TO BE DONE:
Reproduce the data below in full and exclude every picture.

++++ DATA TO USE ++++

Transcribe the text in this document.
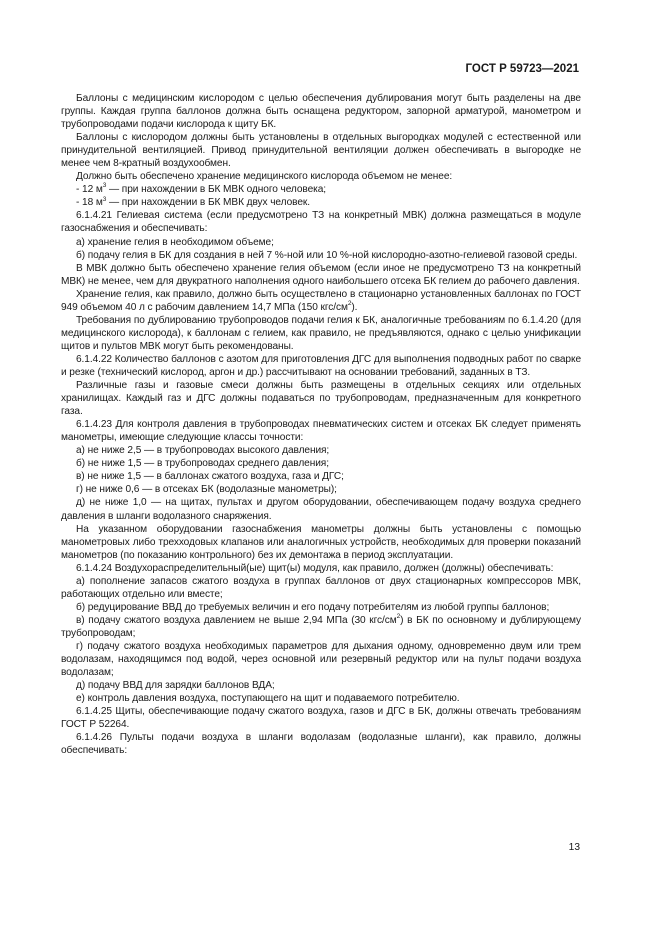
ГОСТ Р 59723—2021

Баллоны с медицинским кислородом с целью обеспечения дублирования могут быть разделены на две группы. Каждая группа баллонов должна быть оснащена редуктором, запорной арматурой, манометром и трубопроводами подачи кислорода к щиту БК.

Баллоны с кислородом должны быть установлены в отдельных выгородках модулей с естественной или принудительной вентиляцией. Привод принудительной вентиляции должен обеспечивать в выгородке не менее чем 8-кратный воздухообмен.

Должно быть обеспечено хранение медицинского кислорода объемом не менее:

- 12 $м^3$ — при нахождении в БК МВК одного человека;

- 18 $м^3$ — при нахождении в БК МВК двух человек.

6.1.4.21 Гелиевая система (если предусмотрено ТЗ на конкретный МВК) должна размещаться в модуле газоснабжения и обеспечивать:

а) хранение гелия в необходимом объеме;

б) подачу гелия в БК для создания в ней 7 %-ной или 10 %-ной кислородно-азотно-гелиевой газовой среды.

В МВК должно быть обеспечено хранение гелия объемом (если иное не предусмотрено ТЗ на конкретный МВК) не менее, чем для двукратного наполнения одного наибольшего отсека БК гелием до рабочего давления.

Хранение гелия, как правило, должно быть осуществлено в стационарно установленных баллонах по ГОСТ 949 объемом 40 л с рабочим давлением 14,7 МПа (150 кгс/$см^2$).

Требования по дублированию трубопроводов подачи гелия к БК, аналогичные требованиям по 6.1.4.20 (для медицинского кислорода), к баллонам с гелием, как правило, не предъявляются, однако с целью унификации щитов и пультов МВК могут быть рекомендованы.

6.1.4.22 Количество баллонов с азотом для приготовления ДГС для выполнения подводных работ по сварке и резке (технический кислород, аргон и др.) рассчитывают на основании требований, заданных в ТЗ.

Различные газы и газовые смеси должны быть размещены в отдельных секциях или отдельных хранилищах. Каждый газ и ДГС должны подаваться по трубопроводам, предназначенным для конкретного газа.

6.1.4.23 Для контроля давления в трубопроводах пневматических систем и отсеках БК следует применять манометры, имеющие следующие классы точности:

а) не ниже 2,5 — в трубопроводах высокого давления;

б) не ниже 1,5 — в трубопроводах среднего давления;

в) не ниже 1,5 — в баллонах сжатого воздуха, газа и ДГС;

г) не ниже 0,6 — в отсеках БК (водолазные манометры);

д) не ниже 1,0 — на щитах, пультах и другом оборудовании, обеспечивающем подачу воздуха среднего давления в шланги водолазного снаряжения.

На указанном оборудовании газоснабжения манометры должны быть установлены с помощью манометровых либо трехходовых клапанов или аналогичных устройств, необходимых для проверки показаний манометров (по показанию контрольного) без их демонтажа в период эксплуатации.

6.1.4.24 Воздухораспределительный(ые) щит(ы) модуля, как правило, должен (должны) обеспечивать:

а) пополнение запасов сжатого воздуха в группах баллонов от двух стационарных компрессоров МВК, работающих отдельно или вместе;

б) редуцирование ВВД до требуемых величин и его подачу потребителям из любой группы баллонов;

в) подачу сжатого воздуха давлением не выше 2,94 МПа (30 кгс/$см^2$) в БК по основному и дублирующему трубопроводам;

г) подачу сжатого воздуха необходимых параметров для дыхания одному, одновременно двум или трем водолазам, находящимся под водой, через основной или резервный редуктор или на пульт подачи воздуха водолазам;

д) подачу ВВД для зарядки баллонов ВДА;

е) контроль давления воздуха, поступающего на щит и подаваемого потребителю.

6.1.4.25 Щиты, обеспечивающие подачу сжатого воздуха, газов и ДГС в БК, должны отвечать требованиям ГОСТ Р 52264.

6.1.4.26 Пульты подачи воздуха в шланги водолазам (водолазные шланги), как правило, должны обеспечивать:

13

++++

WRITTEN SOLUTION:
Transcribe the text in this document.
ГОСТ Р 59723—2021

Баллоны с медицинским кислородом с целью обеспечения дублирования могут быть разделены на две группы. Каждая группа баллонов должна быть оснащена редуктором, запорной арматурой, манометром и трубопроводами подачи кислорода к щиту БК.

Баллоны с кислородом должны быть установлены в отдельных выгородках модулей с естественной или принудительной вентиляцией. Привод принудительной вентиляции должен обеспечивать в выгородке не менее чем 8-кратный воздухообмен.

Должно быть обеспечено хранение медицинского кислорода объемом не менее:

- 12 $м^3$ — при нахождении в БК МВК одного человека;

- 18 $м^3$ — при нахождении в БК МВК двух человек.

6.1.4.21 Гелиевая система (если предусмотрено ТЗ на конкретный МВК) должна размещаться в модуле газоснабжения и обеспечивать:

а) хранение гелия в необходимом объеме;

б) подачу гелия в БК для создания в ней 7 %-ной или 10 %-ной кислородно-азотно-гелиевой газовой среды.

В МВК должно быть обеспечено хранение гелия объемом (если иное не предусмотрено ТЗ на конкретный МВК) не менее, чем для двукратного наполнения одного наибольшего отсека БК гелием до рабочего давления.

Хранение гелия, как правило, должно быть осуществлено в стационарно установленных баллонах по ГОСТ 949 объемом 40 л с рабочим давлением 14,7 МПа (150 кгс/$см^2$).

Требования по дублированию трубопроводов подачи гелия к БК, аналогичные требованиям по 6.1.4.20 (для медицинского кислорода), к баллонам с гелием, как правило, не предъявляются, однако с целью унификации щитов и пультов МВК могут быть рекомендованы.

6.1.4.22 Количество баллонов с азотом для приготовления ДГС для выполнения подводных работ по сварке и резке (технический кислород, аргон и др.) рассчитывают на основании требований, заданных в ТЗ.

Различные газы и газовые смеси должны быть размещены в отдельных секциях или отдельных хранилищах. Каждый газ и ДГС должны подаваться по трубопроводам, предназначенным для конкретного газа.

6.1.4.23 Для контроля давления в трубопроводах пневматических систем и отсеках БК следует применять манометры, имеющие следующие классы точности:

а) не ниже 2,5 — в трубопроводах высокого давления;

б) не ниже 1,5 — в трубопроводах среднего давления;

в) не ниже 1,5 — в баллонах сжатого воздуха, газа и ДГС;

г) не ниже 0,6 — в отсеках БК (водолазные манометры);

д) не ниже 1,0 — на щитах, пультах и другом оборудовании, обеспечивающем подачу воздуха среднего давления в шланги водолазного снаряжения.

На указанном оборудовании газоснабжения манометры должны быть установлены с помощью манометровых либо трехходовых клапанов или аналогичных устройств, необходимых для проверки показаний манометров (по показанию контрольного) без их демонтажа в период эксплуатации.

6.1.4.24 Воздухораспределительный(ые) щит(ы) модуля, как правило, должен (должны) обеспечивать:

а) пополнение запасов сжатого воздуха в группах баллонов от двух стационарных компрессоров МВК, работающих отдельно или вместе;

б) редуцирование ВВД до требуемых величин и его подачу потребителям из любой группы баллонов;

в) подачу сжатого воздуха давлением не выше 2,94 МПа (30 кгс/$см^2$) в БК по основному и дублирующему трубопроводам;

г) подачу сжатого воздуха необходимых параметров для дыхания одному, одновременно двум или трем водолазам, находящимся под водой, через основной или резервный редуктор или на пульт подачи воздуха водолазам;

д) подачу ВВД для зарядки баллонов ВДА;

е) контроль давления воздуха, поступающего на щит и подаваемого потребителю.

6.1.4.25 Щиты, обеспечивающие подачу сжатого воздуха, газов и ДГС в БК, должны отвечать требованиям ГОСТ Р 52264.

6.1.4.26 Пульты подачи воздуха в шланги водолазам (водолазные шланги), как правило, должны обеспечивать:

13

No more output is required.